Defining
Uncertainty in Earth System Based Process Models of Source, Reservoir and Seal
Facies
Markwick, P.J.1, P.J. Valdes2
(1) Petroleum Systems Evaluation Group, GETECH,
The use of Earth System models to predict
the past distribution and quality of source, reservoir and seal facies, has
gained considerable interest over the past 10 years. But, such models are
experiments that must be continually tested against observations, and so an
important part of any application of models must be a systematic, quantitative
assessment of uncertainty. This can then be added to the overall risking used
by explorationists.
Here, we present some results for source
facies predictions using a series of sensitivity experiments designed to
examine the response of predictions to changes in the model boundary
conditions, in this case atmospheric CO2. The full matrix of potential
uncertainties is extremely large, and includes not only sensitivity experiments
for changing boundary conditions (including plate tectonic and palaeogeographic
variability, atmospheric chemistry, surface vegetation, orbital parameters),
but also postulated intrinsic model issues (inter-computer processing variability,
missing (or equivocal) dynamic processes), and uncertainties associated with
our current understanding and representation of the processes responsible for
source, reservoir and seal depositional facies. We consider both marine and
terrestrial systems.

- [Written problem]: Write out the abstract on uncertainty in Earth System models word for word, from "Here, we present" to "terrestrial systems.".

- [Record list]:
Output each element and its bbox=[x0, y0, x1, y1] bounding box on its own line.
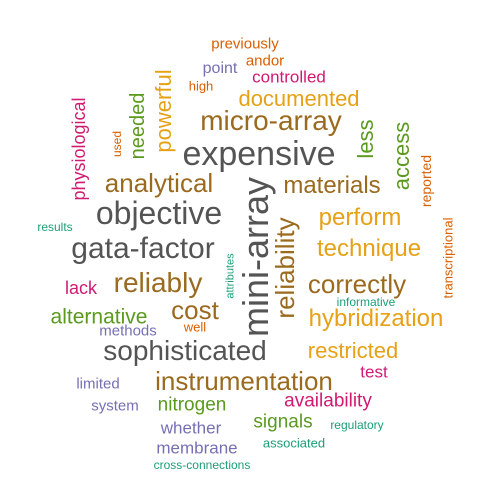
word-point: point bbox=[202, 60, 238, 77]
word-used: used bbox=[110, 130, 124, 158]
word-correctly: correctly bbox=[307, 269, 407, 299]
word-methods: methods bbox=[99, 322, 157, 340]
word-micro-array: micro-array bbox=[200, 105, 342, 136]
word-controlled: controlled bbox=[252, 67, 326, 87]
word-nitrogen: nitrogen bbox=[157, 394, 227, 416]
word-reported: reported bbox=[418, 154, 434, 208]
word-needed: needed bbox=[127, 92, 149, 160]
word-cost: cost bbox=[171, 295, 219, 325]
word-attributes: attributes bbox=[224, 253, 237, 299]
word-high: high bbox=[188, 78, 214, 94]
word-less: less bbox=[353, 119, 378, 159]
word-mini-array: mini-array bbox=[235, 176, 276, 338]
word-test: test bbox=[360, 362, 388, 382]
word-limited: limited bbox=[76, 375, 120, 393]
word-alternative: alternative bbox=[50, 305, 148, 329]
word-sophisticated: sophisticated bbox=[103, 335, 267, 366]
word-instrumentation: instrumentation bbox=[155, 366, 333, 396]
word-cross-connections: cross-connections bbox=[153, 458, 251, 472]
word-physiological: physiological bbox=[69, 97, 89, 201]
word-restricted: restricted bbox=[307, 338, 399, 363]
word-access: access bbox=[389, 121, 414, 191]
word-previously: previously bbox=[211, 35, 279, 53]
word-regulatory: regulatory bbox=[330, 418, 384, 432]
word-results: results bbox=[37, 220, 73, 234]
word-associated: associated bbox=[262, 435, 326, 451]
word-andor: andor bbox=[245, 52, 285, 70]
word-analytical: analytical bbox=[104, 168, 214, 198]
word-hybridization: hybridization bbox=[308, 305, 444, 332]
word-reliability: reliability bbox=[270, 217, 300, 319]
word-materials: materials bbox=[283, 172, 381, 199]
word-lack: lack bbox=[64, 278, 98, 298]
word-expensive: expensive bbox=[182, 135, 336, 173]
word-whether: whether bbox=[160, 418, 222, 438]
word-system: system bbox=[91, 397, 139, 415]
word-membrane: membrane bbox=[156, 438, 238, 458]
word-informative: informative bbox=[336, 295, 396, 309]
word-technique: technique bbox=[316, 235, 422, 262]
word-objective: objective bbox=[95, 195, 223, 231]
word-reliably: reliably bbox=[113, 267, 203, 298]
word-availability: availability bbox=[284, 390, 372, 412]
word-perform: perform bbox=[318, 204, 402, 231]
word-powerful: powerful bbox=[151, 69, 176, 153]
word-transcriptional: transcriptional bbox=[440, 217, 456, 299]
word-documented: documented bbox=[238, 86, 360, 111]
word-signals: signals bbox=[253, 411, 313, 433]
word-well: well bbox=[183, 319, 207, 335]
word-gata-factor: gata-factor bbox=[71, 232, 215, 265]
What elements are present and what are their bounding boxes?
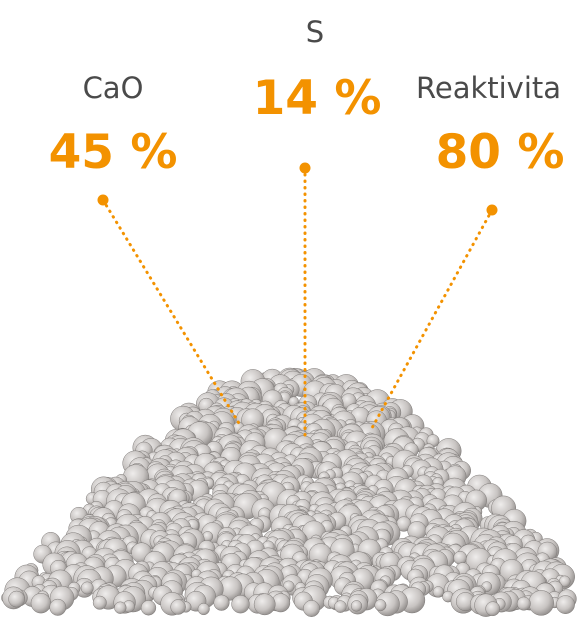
label-value: 14 % xyxy=(253,71,382,126)
granule xyxy=(171,600,186,615)
leader-dot xyxy=(487,205,498,216)
granule xyxy=(529,590,554,615)
granule xyxy=(141,600,156,615)
granule xyxy=(81,582,93,594)
label-value: 80 % xyxy=(436,125,565,180)
granule xyxy=(454,551,467,564)
label-name: S xyxy=(306,15,324,49)
leader-dot xyxy=(300,163,311,174)
label-name: Reaktivita xyxy=(416,71,561,105)
granule xyxy=(334,601,346,613)
granule xyxy=(232,595,250,613)
granule xyxy=(433,587,444,598)
granule-pile xyxy=(1,368,576,617)
granule xyxy=(351,601,362,612)
granule xyxy=(50,599,66,615)
granule xyxy=(198,603,210,615)
granule xyxy=(93,596,106,609)
granule xyxy=(9,591,25,607)
label-value: 45 % xyxy=(49,125,178,180)
granule xyxy=(556,596,574,614)
granule xyxy=(31,593,51,613)
infographic: CaO 45 % S 14 % Reaktivita 80 % xyxy=(0,0,586,617)
granule xyxy=(486,602,500,616)
granule xyxy=(303,600,319,616)
granule xyxy=(517,597,530,610)
granule xyxy=(375,600,386,611)
granule xyxy=(214,595,230,611)
granule xyxy=(114,602,126,614)
label-name: CaO xyxy=(83,71,144,105)
granule xyxy=(254,594,275,615)
leader-dot xyxy=(98,195,109,206)
leader-line xyxy=(372,210,492,428)
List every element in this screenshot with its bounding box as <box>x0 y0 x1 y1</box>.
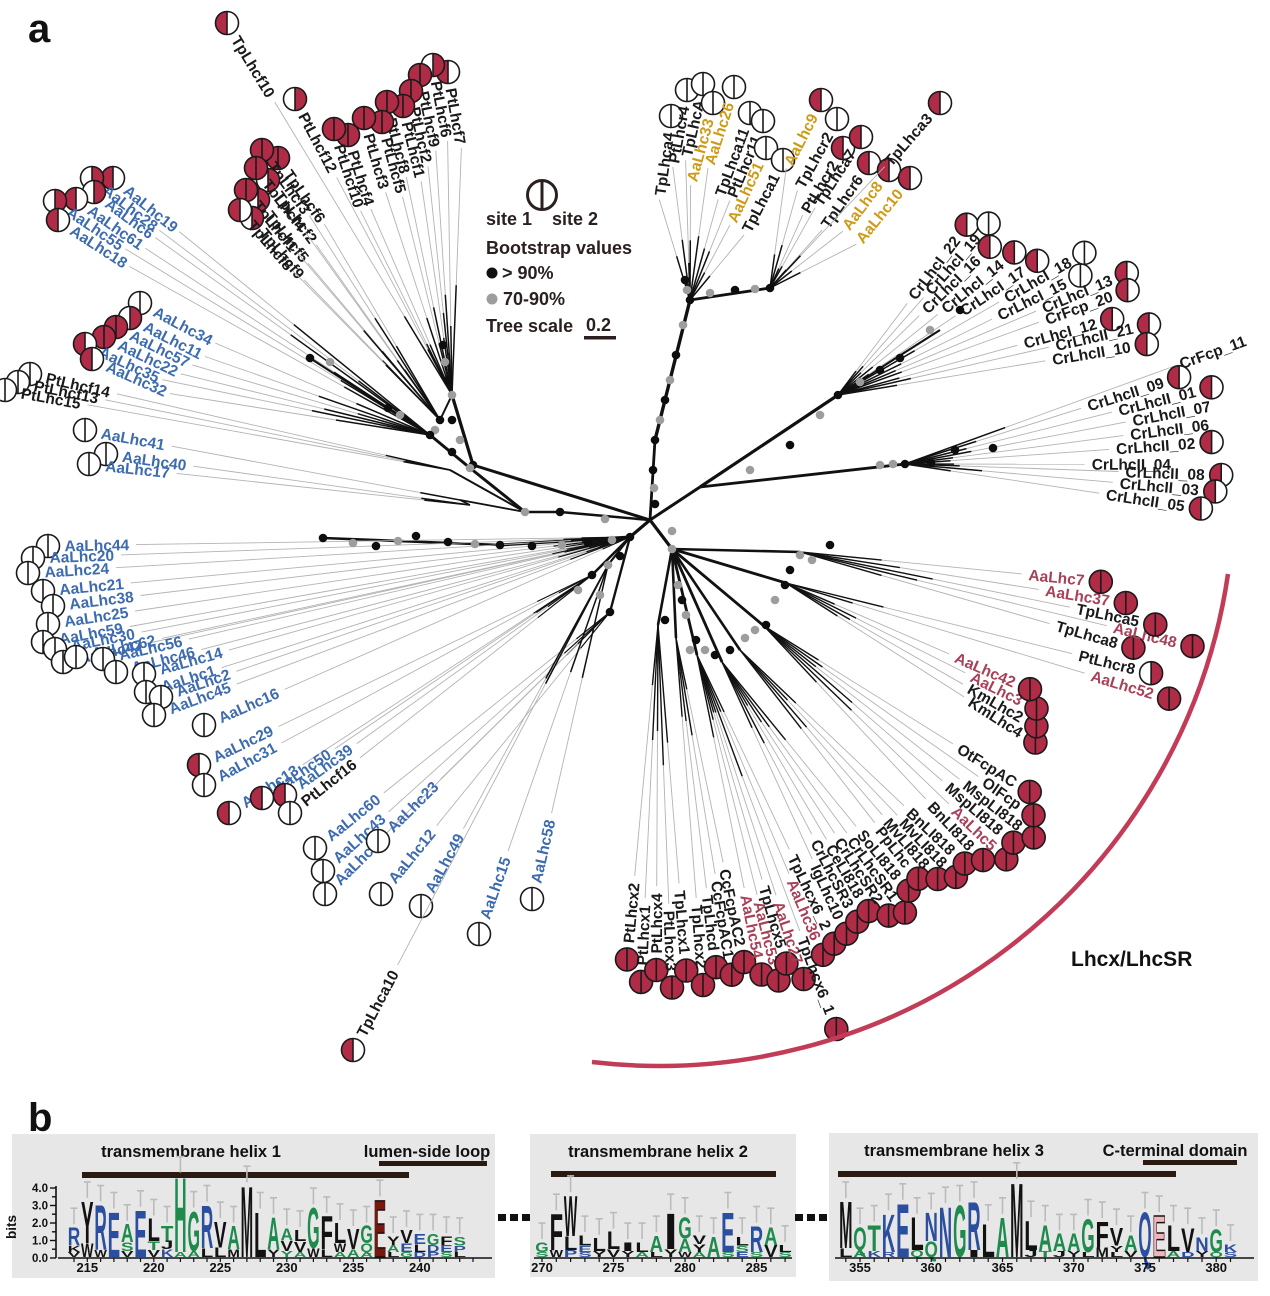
svg-text:K: K <box>882 1202 895 1264</box>
svg-text:230: 230 <box>276 1260 298 1275</box>
svg-text:370: 370 <box>1063 1260 1085 1275</box>
svg-text:Bootstrap values: Bootstrap values <box>486 238 632 258</box>
svg-text:F: F <box>440 1234 452 1248</box>
svg-text:L: L <box>578 1232 591 1249</box>
svg-text:G: G <box>535 1240 548 1255</box>
svg-text:V: V <box>1181 1220 1195 1259</box>
svg-text:C-terminal domain: C-terminal domain <box>1103 1142 1248 1160</box>
svg-text:L: L <box>607 1227 620 1254</box>
svg-text:G: G <box>427 1231 439 1249</box>
svg-text:R: R <box>967 1187 980 1265</box>
svg-text:transmembrane helix 1: transmembrane helix 1 <box>101 1143 281 1161</box>
svg-text:Lhcx/LhcSR: Lhcx/LhcSR <box>1071 948 1192 971</box>
svg-text:280: 280 <box>674 1260 696 1275</box>
svg-text:S: S <box>453 1236 466 1249</box>
svg-text:365: 365 <box>992 1260 1014 1275</box>
svg-text:380: 380 <box>1205 1260 1227 1275</box>
svg-text:R: R <box>201 1192 214 1261</box>
svg-text:M: M <box>241 1167 254 1279</box>
svg-text:L: L <box>1024 1214 1037 1260</box>
svg-text:L: L <box>735 1235 749 1249</box>
svg-text:A: A <box>764 1222 778 1250</box>
svg-text:W: W <box>564 1184 578 1249</box>
svg-text:A: A <box>267 1209 280 1259</box>
svg-text:L: L <box>1167 1218 1180 1259</box>
svg-text:transmembrane helix 3: transmembrane helix 3 <box>864 1142 1044 1160</box>
svg-text:Y: Y <box>81 1190 93 1256</box>
svg-text:360: 360 <box>920 1260 942 1275</box>
svg-text:1.0: 1.0 <box>32 1236 48 1248</box>
svg-text:0.2: 0.2 <box>586 315 611 335</box>
svg-text:G: G <box>1081 1211 1094 1263</box>
svg-text:a: a <box>28 7 51 51</box>
svg-text:G: G <box>360 1222 372 1249</box>
svg-text:L: L <box>148 1213 160 1249</box>
svg-text:bits: bits <box>4 1215 19 1239</box>
svg-text:0.0: 0.0 <box>32 1253 48 1265</box>
svg-text:A: A <box>650 1232 663 1257</box>
svg-text:F: F <box>320 1206 332 1259</box>
svg-text:A: A <box>1038 1219 1051 1259</box>
svg-text:V: V <box>693 1233 707 1247</box>
svg-text:235: 235 <box>342 1260 364 1275</box>
svg-text:L: L <box>334 1219 346 1250</box>
svg-text:Tree scale: Tree scale <box>486 316 573 336</box>
svg-text:b: b <box>28 1096 52 1140</box>
svg-text:N: N <box>924 1204 937 1250</box>
svg-text:R: R <box>750 1220 763 1260</box>
svg-text:F: F <box>550 1204 563 1261</box>
svg-text:V: V <box>1110 1224 1123 1251</box>
svg-text:L: L <box>635 1239 648 1255</box>
svg-text:275: 275 <box>603 1260 625 1275</box>
svg-text:V: V <box>400 1226 413 1247</box>
svg-text:E: E <box>721 1201 734 1265</box>
svg-text:T: T <box>868 1218 882 1259</box>
svg-text:225: 225 <box>209 1260 231 1275</box>
svg-text:3.0: 3.0 <box>32 1201 48 1213</box>
svg-text:375: 375 <box>1134 1260 1156 1275</box>
svg-text:215: 215 <box>76 1260 98 1275</box>
svg-text:270: 270 <box>531 1260 553 1275</box>
svg-text:R: R <box>68 1222 81 1251</box>
svg-text:G: G <box>187 1199 199 1263</box>
svg-text:Q: Q <box>853 1223 866 1258</box>
svg-text:220: 220 <box>143 1260 165 1275</box>
svg-text:A: A <box>121 1219 134 1248</box>
svg-text:240: 240 <box>409 1260 431 1275</box>
svg-text:I: I <box>621 1240 634 1254</box>
svg-text:A: A <box>1124 1231 1138 1256</box>
svg-text:70-90%: 70-90% <box>503 289 565 309</box>
svg-text:lumen-side loop: lumen-side loop <box>364 1143 491 1161</box>
svg-text:L: L <box>910 1208 923 1261</box>
svg-text:G: G <box>678 1211 691 1246</box>
svg-text:I: I <box>664 1204 677 1260</box>
svg-text:T: T <box>161 1222 174 1245</box>
svg-text:L: L <box>778 1243 791 1254</box>
svg-text:A: A <box>281 1224 294 1244</box>
svg-text:site 1: site 1 <box>486 209 532 229</box>
svg-text:> 90%: > 90% <box>502 263 554 283</box>
svg-text:L: L <box>592 1235 605 1255</box>
svg-text:V: V <box>347 1224 360 1256</box>
svg-text:R: R <box>94 1193 107 1264</box>
svg-text:transmembrane helix 2: transmembrane helix 2 <box>568 1143 748 1161</box>
svg-text:A: A <box>1053 1228 1067 1256</box>
svg-text:A: A <box>1067 1228 1081 1256</box>
svg-text:355: 355 <box>849 1260 871 1275</box>
svg-text:A: A <box>227 1219 240 1257</box>
svg-text:L: L <box>294 1226 306 1244</box>
svg-text:E: E <box>414 1231 427 1248</box>
svg-text:G: G <box>307 1198 319 1262</box>
svg-text:V: V <box>214 1215 227 1257</box>
svg-text:K: K <box>1224 1242 1237 1254</box>
svg-text:2.0: 2.0 <box>32 1218 48 1230</box>
svg-text:site 2: site 2 <box>552 209 598 229</box>
svg-text:F: F <box>1096 1215 1109 1256</box>
svg-text:M: M <box>839 1189 852 1263</box>
svg-text:N: N <box>1195 1234 1208 1256</box>
svg-text:G: G <box>1209 1224 1222 1259</box>
svg-text:Y: Y <box>387 1235 400 1248</box>
svg-text:285: 285 <box>746 1260 768 1275</box>
svg-text:4.0: 4.0 <box>32 1183 48 1195</box>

- [Written response]:
Here, we present some results for source
facies predictions using a series of sensitivity experiments designed to
examine the response of predictions to changes in the model boundary
conditions, in this case atmospheric CO2. The full matrix of potential
uncertainties is extremely large, and includes not only sensitivity experiments
for changing boundary conditions (including plate tectonic and palaeogeographic
variability, atmospheric chemistry, surface vegetation, orbital parameters),
but also postulated intrinsic model issues (inter-computer processing variability,
missing (or equivocal) dynamic processes), and uncertainties associated with
our current understanding and representation of the processes responsible for
source, reservoir and seal depositional facies. We consider both marine and
terrestrial systems.